__REQUIREMENT__:
Which lines in the records below contain the word "STATES"? Copy each one out.

__Excerpts from a figure dataset__:
(begin)
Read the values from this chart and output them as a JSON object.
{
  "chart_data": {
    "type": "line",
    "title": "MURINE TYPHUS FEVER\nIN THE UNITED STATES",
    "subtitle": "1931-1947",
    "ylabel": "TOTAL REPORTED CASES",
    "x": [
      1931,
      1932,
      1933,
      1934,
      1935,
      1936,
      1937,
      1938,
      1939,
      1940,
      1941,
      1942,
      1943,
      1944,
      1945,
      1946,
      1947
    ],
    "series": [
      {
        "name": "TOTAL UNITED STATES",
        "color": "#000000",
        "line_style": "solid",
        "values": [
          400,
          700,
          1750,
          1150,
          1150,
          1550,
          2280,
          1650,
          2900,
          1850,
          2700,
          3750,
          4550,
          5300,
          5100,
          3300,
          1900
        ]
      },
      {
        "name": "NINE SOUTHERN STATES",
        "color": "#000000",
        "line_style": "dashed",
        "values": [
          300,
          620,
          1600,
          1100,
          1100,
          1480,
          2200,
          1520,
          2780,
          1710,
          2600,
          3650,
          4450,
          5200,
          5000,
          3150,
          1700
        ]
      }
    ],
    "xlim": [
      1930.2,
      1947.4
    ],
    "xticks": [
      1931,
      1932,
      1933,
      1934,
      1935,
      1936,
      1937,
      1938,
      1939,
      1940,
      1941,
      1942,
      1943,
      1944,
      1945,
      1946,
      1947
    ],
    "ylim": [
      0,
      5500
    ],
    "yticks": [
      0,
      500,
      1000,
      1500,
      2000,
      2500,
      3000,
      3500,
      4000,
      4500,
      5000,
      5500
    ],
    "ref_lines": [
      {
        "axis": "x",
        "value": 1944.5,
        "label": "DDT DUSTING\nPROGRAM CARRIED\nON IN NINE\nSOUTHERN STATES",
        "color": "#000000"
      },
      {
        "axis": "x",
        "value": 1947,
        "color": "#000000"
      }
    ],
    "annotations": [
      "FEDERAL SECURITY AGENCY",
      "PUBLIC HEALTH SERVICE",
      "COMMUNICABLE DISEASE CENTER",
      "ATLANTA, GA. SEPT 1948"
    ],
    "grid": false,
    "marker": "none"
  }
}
(end)
__RESPONSE__:
    "title": "MURINE TYPHUS FEVER\nIN THE UNITED STATES",
        "name": "TOTAL UNITED STATES",
        "name": "NINE SOUTHERN STATES",
        "label": "DDT DUSTING\nPROGRAM CARRIED\nON IN NINE\nSOUTHERN STATES",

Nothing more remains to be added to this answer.